Do this:
Repeat the listing in full, exactly as it stands.

Working data:
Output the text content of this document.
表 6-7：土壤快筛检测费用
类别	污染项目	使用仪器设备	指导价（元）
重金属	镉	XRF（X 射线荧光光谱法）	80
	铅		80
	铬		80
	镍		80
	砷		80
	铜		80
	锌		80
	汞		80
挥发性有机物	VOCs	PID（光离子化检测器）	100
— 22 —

Final answer:
Output the text content of this document.
表 6-7：土壤快筛检测费用
类别	污染项目	使用仪器设备	指导价（元）
重金属	镉	XRF（X 射线荧光光谱法）	80
	铅		80
	铬		80
	镍		80
	砷		80
	铜		80
	锌		80
	汞		80
挥发性有机物	VOCs	PID（光离子化检测器）	100
— 22 —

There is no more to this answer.